* _AIM_
The records below hold pictures; please leave those out and retype the rest exactly.
--- start MATERIAL FOR THIS EXERCISE ---
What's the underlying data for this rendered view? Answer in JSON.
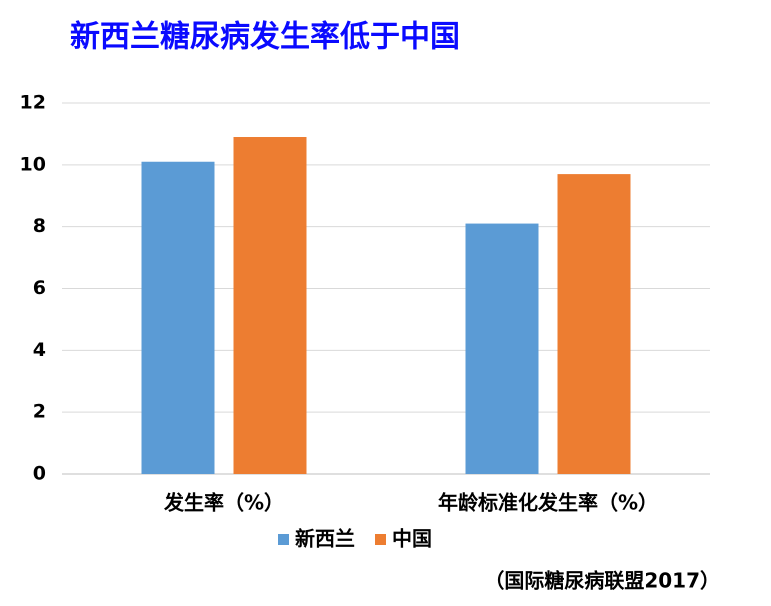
{
  "chart_data": {
    "type": "bar",
    "title": "新西兰糖尿病发生率低于中国",
    "categories": [
      "发生率（%）",
      "年龄标准化发生率（%）"
    ],
    "series": [
      {
        "name": "新西兰",
        "color": "#5b9bd5",
        "values": [
          10.1,
          8.1
        ]
      },
      {
        "name": "中国",
        "color": "#ed7d31",
        "values": [
          10.9,
          9.7
        ]
      }
    ],
    "ylim": [
      0,
      12
    ],
    "yticks": [
      0,
      2,
      4,
      6,
      8,
      10,
      12
    ],
    "grid": true,
    "legend": "bottom",
    "source": "（国际糖尿病联盟2017）"
  }
}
--- end MATERIAL FOR THIS EXERCISE ---
* _OUTPUT BELOW_
What's the underlying data for this rendered view? Answer in JSON.
{
  "chart_data": {
    "type": "bar",
    "title": "新西兰糖尿病发生率低于中国",
    "categories": [
      "发生率（%）",
      "年龄标准化发生率（%）"
    ],
    "series": [
      {
        "name": "新西兰",
        "color": "#5b9bd5",
        "values": [
          10.1,
          8.1
        ]
      },
      {
        "name": "中国",
        "color": "#ed7d31",
        "values": [
          10.9,
          9.7
        ]
      }
    ],
    "ylim": [
      0,
      12
    ],
    "yticks": [
      0,
      2,
      4,
      6,
      8,
      10,
      12
    ],
    "grid": true,
    "legend": "bottom",
    "source": "（国际糖尿病联盟2017）"
  }
}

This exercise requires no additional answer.